→ **Do this**:
Set down every entry word for word. Omit the pictures.

Entries with figure data
**********
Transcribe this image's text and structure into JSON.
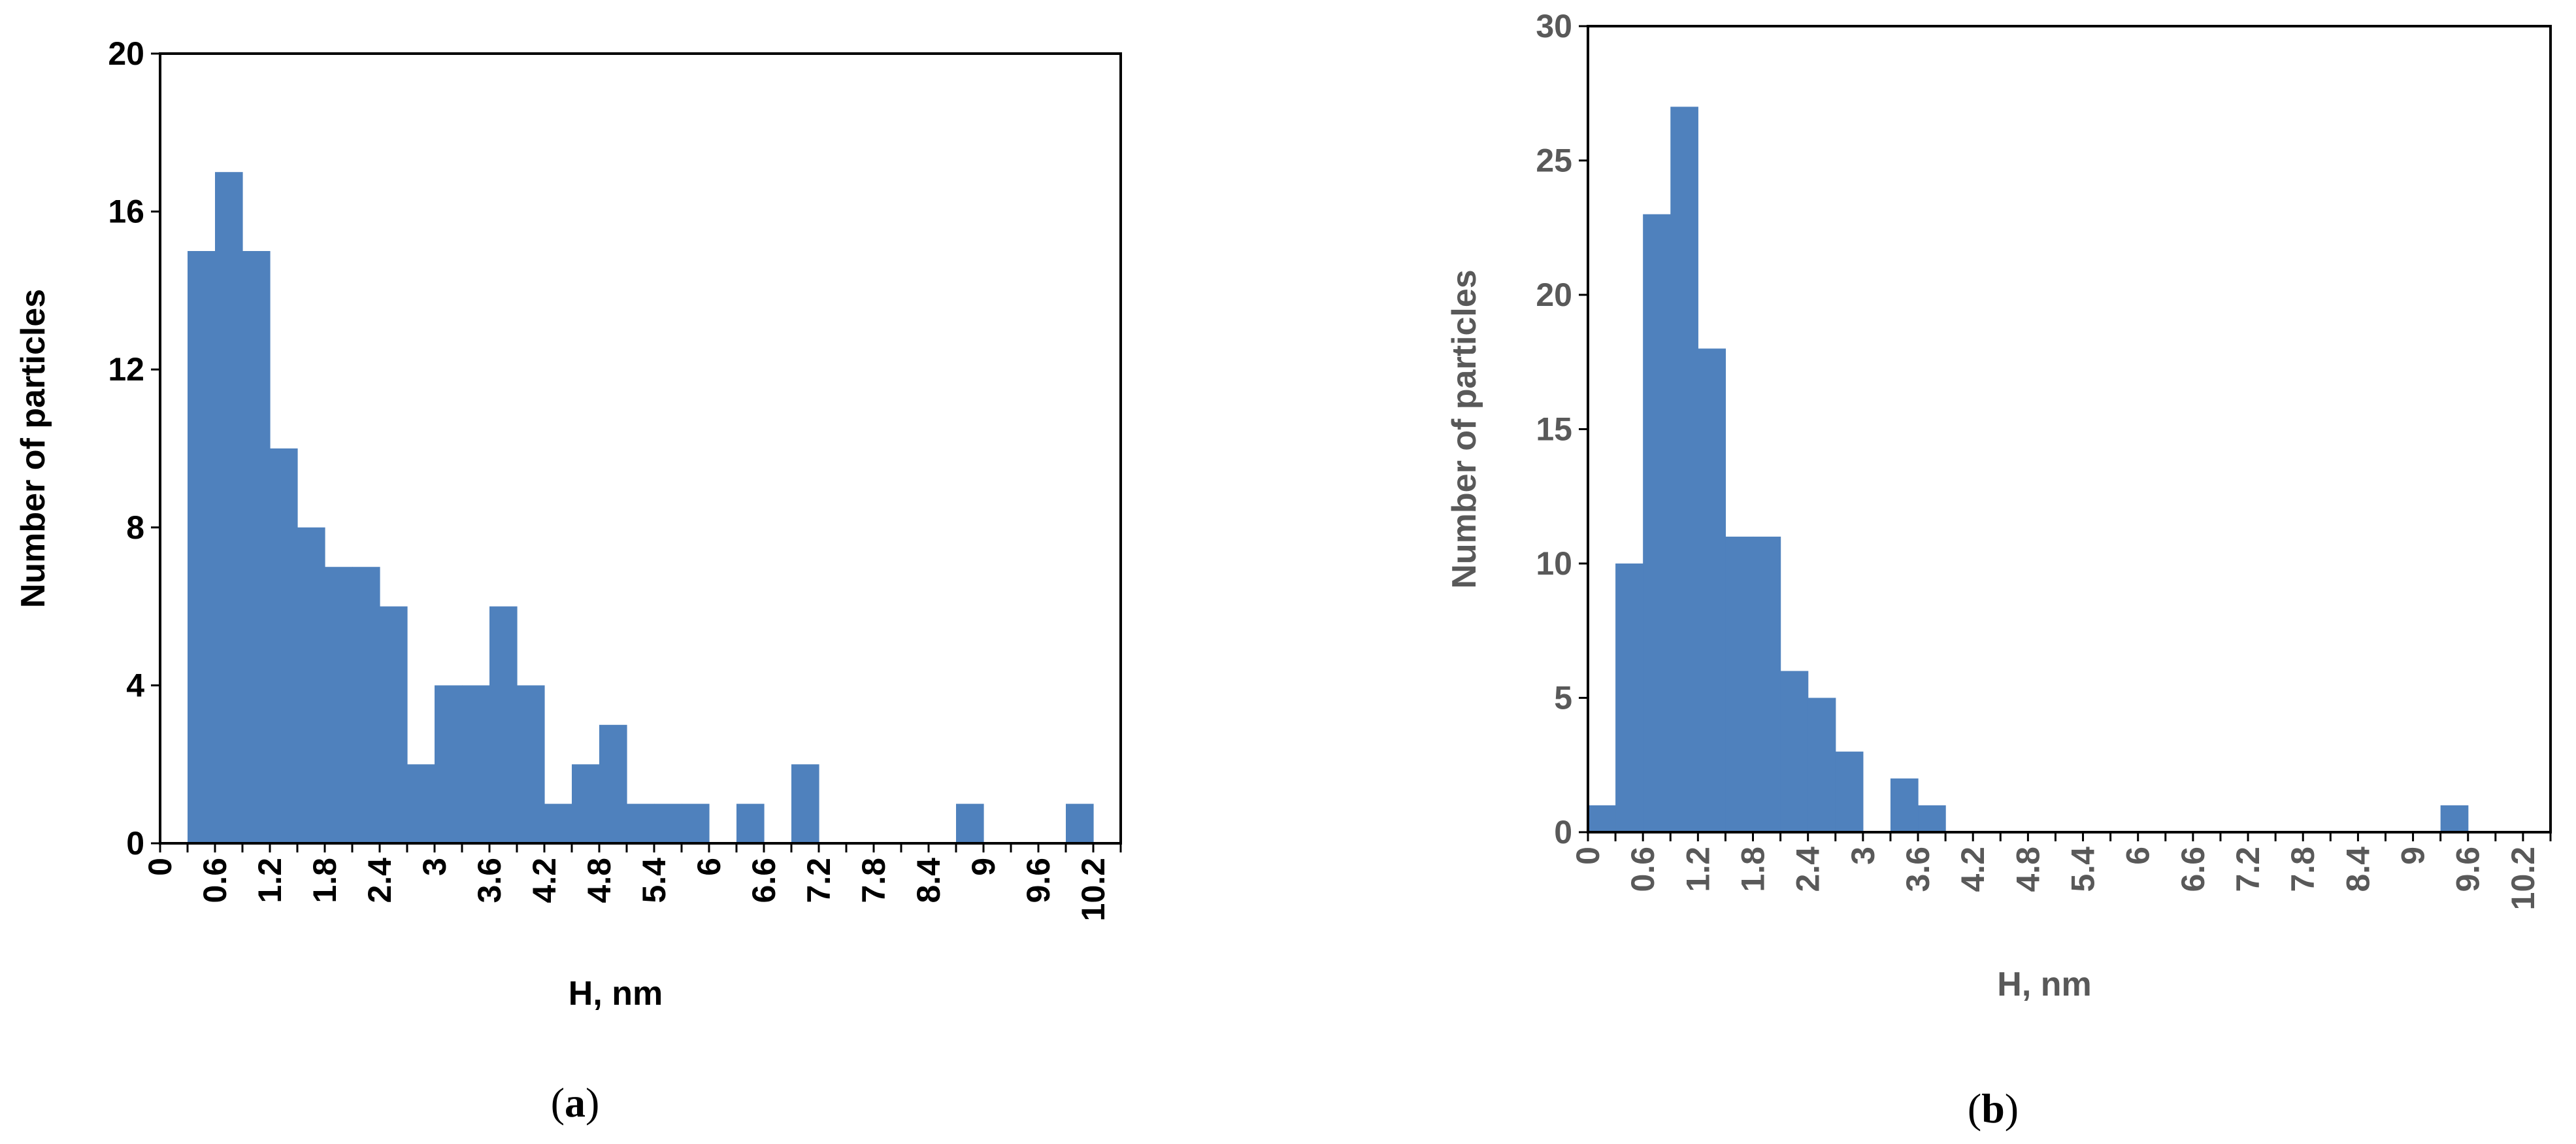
{
  "colors": {
    "bar": "#4f81bd",
    "axis": "#000000",
    "text_a": "#000000",
    "text_b": "#595959"
  },
  "chart_data": [
    {
      "type": "bar",
      "panel": "(a)",
      "caption": {
        "open": "(",
        "letter": "a",
        "close": ")"
      },
      "xlabel": "H, nm",
      "ylabel": "Number of particles",
      "ylim": [
        0,
        20
      ],
      "yticks": [
        "0",
        "4",
        "8",
        "12",
        "16",
        "20"
      ],
      "xtick_labels": [
        "0",
        "0.6",
        "1.2",
        "1.8",
        "2.4",
        "3",
        "3.6",
        "4.2",
        "4.8",
        "5.4",
        "6",
        "6.6",
        "7.2",
        "7.8",
        "8.4",
        "9",
        "9.6",
        "10.2"
      ],
      "categories": [
        "0",
        "0.3",
        "0.6",
        "0.9",
        "1.2",
        "1.5",
        "1.8",
        "2.1",
        "2.4",
        "2.7",
        "3",
        "3.3",
        "3.6",
        "3.9",
        "4.2",
        "4.5",
        "4.8",
        "5.1",
        "5.4",
        "5.7",
        "6",
        "6.3",
        "6.6",
        "6.9",
        "7.2",
        "7.5",
        "7.8",
        "8.1",
        "8.4",
        "8.7",
        "9",
        "9.3",
        "9.6",
        "9.9",
        "10.2"
      ],
      "values": [
        0,
        15,
        17,
        15,
        10,
        8,
        7,
        7,
        6,
        2,
        4,
        4,
        6,
        4,
        1,
        2,
        3,
        1,
        1,
        1,
        0,
        1,
        0,
        2,
        0,
        0,
        0,
        0,
        0,
        1,
        0,
        0,
        0,
        1,
        0
      ]
    },
    {
      "type": "bar",
      "panel": "(b)",
      "caption": {
        "open": "(",
        "letter": "b",
        "close": ")"
      },
      "xlabel": "H, nm",
      "ylabel": "Number of particles",
      "ylim": [
        0,
        30
      ],
      "yticks": [
        "0",
        "5",
        "10",
        "15",
        "20",
        "25",
        "30"
      ],
      "xtick_labels": [
        "0",
        "0.6",
        "1.2",
        "1.8",
        "2.4",
        "3",
        "3.6",
        "4.2",
        "4.8",
        "5.4",
        "6",
        "6.6",
        "7.2",
        "7.8",
        "8.4",
        "9",
        "9.6",
        "10.2"
      ],
      "categories": [
        "0",
        "0.3",
        "0.6",
        "0.9",
        "1.2",
        "1.5",
        "1.8",
        "2.1",
        "2.4",
        "2.7",
        "3",
        "3.3",
        "3.6",
        "3.9",
        "4.2",
        "4.5",
        "4.8",
        "5.1",
        "5.4",
        "5.7",
        "6",
        "6.3",
        "6.6",
        "6.9",
        "7.2",
        "7.5",
        "7.8",
        "8.1",
        "8.4",
        "8.7",
        "9",
        "9.3",
        "9.6",
        "9.9",
        "10.2"
      ],
      "values": [
        1,
        10,
        23,
        27,
        18,
        11,
        11,
        6,
        5,
        3,
        0,
        2,
        1,
        0,
        0,
        0,
        0,
        0,
        0,
        0,
        0,
        0,
        0,
        0,
        0,
        0,
        0,
        0,
        0,
        0,
        0,
        1,
        0,
        0,
        0
      ]
    }
  ]
}
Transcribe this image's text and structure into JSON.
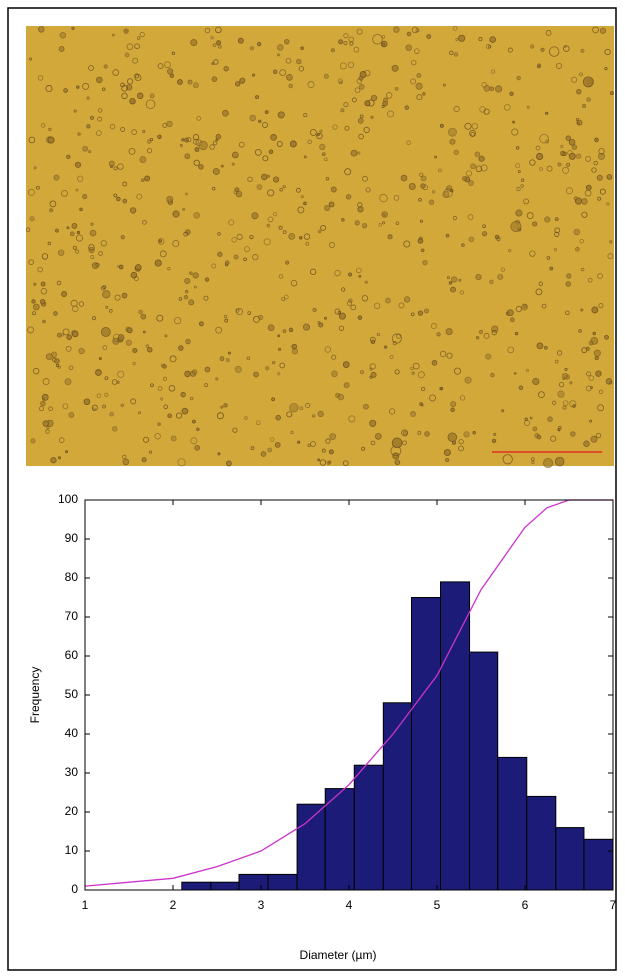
{
  "chart_data": {
    "type": "histogram",
    "xlabel": "Diameter (µm)",
    "ylabel": "Frequency",
    "bins": [
      2.1,
      2.43,
      2.75,
      3.08,
      3.41,
      3.73,
      4.06,
      4.39,
      4.71,
      5.04,
      5.37,
      5.69,
      6.02,
      6.35,
      6.67,
      7.0
    ],
    "values": [
      2,
      2,
      4,
      4,
      22,
      26,
      32,
      48,
      75,
      79,
      61,
      34,
      24,
      16,
      13
    ],
    "color": "#1c1c78",
    "curve": {
      "x": [
        1,
        1.5,
        2,
        2.5,
        3,
        3.5,
        4,
        4.5,
        5,
        5.5,
        6,
        6.25,
        6.5,
        6.75,
        7
      ],
      "values": [
        1,
        2,
        3,
        6,
        10,
        17,
        27,
        40,
        55,
        77,
        93,
        98,
        100,
        100,
        100
      ],
      "color": "#cc33cc"
    },
    "xlim": [
      1,
      7
    ],
    "xticks": [
      1,
      2,
      3,
      4,
      5,
      6,
      7
    ],
    "ylim": [
      0,
      100
    ],
    "yticks": [
      0,
      10,
      20,
      30,
      40,
      50,
      60,
      70,
      80,
      90,
      100
    ]
  }
}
**********
→ **Exercise result**:
Transcribe this image's text and structure into JSON.
{
  "colors": {
    "bar": "#4f81bd",
    "axis": "#000000",
    "text_a": "#000000",
    "text_b": "#595959"
  },
  "chart_data": [
    {
      "type": "bar",
      "panel": "(a)",
      "caption": {
        "open": "(",
        "letter": "a",
        "close": ")"
      },
      "xlabel": "H, nm",
      "ylabel": "Number of particles",
      "ylim": [
        0,
        20
      ],
      "yticks": [
        "0",
        "4",
        "8",
        "12",
        "16",
        "20"
      ],
      "xtick_labels": [
        "0",
        "0.6",
        "1.2",
        "1.8",
        "2.4",
        "3",
        "3.6",
        "4.2",
        "4.8",
        "5.4",
        "6",
        "6.6",
        "7.2",
        "7.8",
        "8.4",
        "9",
        "9.6",
        "10.2"
      ],
      "categories": [
        "0",
        "0.3",
        "0.6",
        "0.9",
        "1.2",
        "1.5",
        "1.8",
        "2.1",
        "2.4",
        "2.7",
        "3",
        "3.3",
        "3.6",
        "3.9",
        "4.2",
        "4.5",
        "4.8",
        "5.1",
        "5.4",
        "5.7",
        "6",
        "6.3",
        "6.6",
        "6.9",
        "7.2",
        "7.5",
        "7.8",
        "8.1",
        "8.4",
        "8.7",
        "9",
        "9.3",
        "9.6",
        "9.9",
        "10.2"
      ],
      "values": [
        0,
        15,
        17,
        15,
        10,
        8,
        7,
        7,
        6,
        2,
        4,
        4,
        6,
        4,
        1,
        2,
        3,
        1,
        1,
        1,
        0,
        1,
        0,
        2,
        0,
        0,
        0,
        0,
        0,
        1,
        0,
        0,
        0,
        1,
        0
      ]
    },
    {
      "type": "bar",
      "panel": "(b)",
      "caption": {
        "open": "(",
        "letter": "b",
        "close": ")"
      },
      "xlabel": "H, nm",
      "ylabel": "Number of particles",
      "ylim": [
        0,
        30
      ],
      "yticks": [
        "0",
        "5",
        "10",
        "15",
        "20",
        "25",
        "30"
      ],
      "xtick_labels": [
        "0",
        "0.6",
        "1.2",
        "1.8",
        "2.4",
        "3",
        "3.6",
        "4.2",
        "4.8",
        "5.4",
        "6",
        "6.6",
        "7.2",
        "7.8",
        "8.4",
        "9",
        "9.6",
        "10.2"
      ],
      "categories": [
        "0",
        "0.3",
        "0.6",
        "0.9",
        "1.2",
        "1.5",
        "1.8",
        "2.1",
        "2.4",
        "2.7",
        "3",
        "3.3",
        "3.6",
        "3.9",
        "4.2",
        "4.5",
        "4.8",
        "5.1",
        "5.4",
        "5.7",
        "6",
        "6.3",
        "6.6",
        "6.9",
        "7.2",
        "7.5",
        "7.8",
        "8.1",
        "8.4",
        "8.7",
        "9",
        "9.3",
        "9.6",
        "9.9",
        "10.2"
      ],
      "values": [
        1,
        10,
        23,
        27,
        18,
        11,
        11,
        6,
        5,
        3,
        0,
        2,
        1,
        0,
        0,
        0,
        0,
        0,
        0,
        0,
        0,
        0,
        0,
        0,
        0,
        0,
        0,
        0,
        0,
        0,
        0,
        1,
        0,
        0,
        0
      ]
    }
  ]
}
Transcribe this image's text and structure into JSON.
{
  "chart_data": {
    "type": "histogram",
    "xlabel": "Diameter (µm)",
    "ylabel": "Frequency",
    "bins": [
      2.1,
      2.43,
      2.75,
      3.08,
      3.41,
      3.73,
      4.06,
      4.39,
      4.71,
      5.04,
      5.37,
      5.69,
      6.02,
      6.35,
      6.67,
      7.0
    ],
    "values": [
      2,
      2,
      4,
      4,
      22,
      26,
      32,
      48,
      75,
      79,
      61,
      34,
      24,
      16,
      13
    ],
    "color": "#1c1c78",
    "curve": {
      "x": [
        1,
        1.5,
        2,
        2.5,
        3,
        3.5,
        4,
        4.5,
        5,
        5.5,
        6,
        6.25,
        6.5,
        6.75,
        7
      ],
      "values": [
        1,
        2,
        3,
        6,
        10,
        17,
        27,
        40,
        55,
        77,
        93,
        98,
        100,
        100,
        100
      ],
      "color": "#cc33cc"
    },
    "xlim": [
      1,
      7
    ],
    "xticks": [
      1,
      2,
      3,
      4,
      5,
      6,
      7
    ],
    "ylim": [
      0,
      100
    ],
    "yticks": [
      0,
      10,
      20,
      30,
      40,
      50,
      60,
      70,
      80,
      90,
      100
    ]
  }
}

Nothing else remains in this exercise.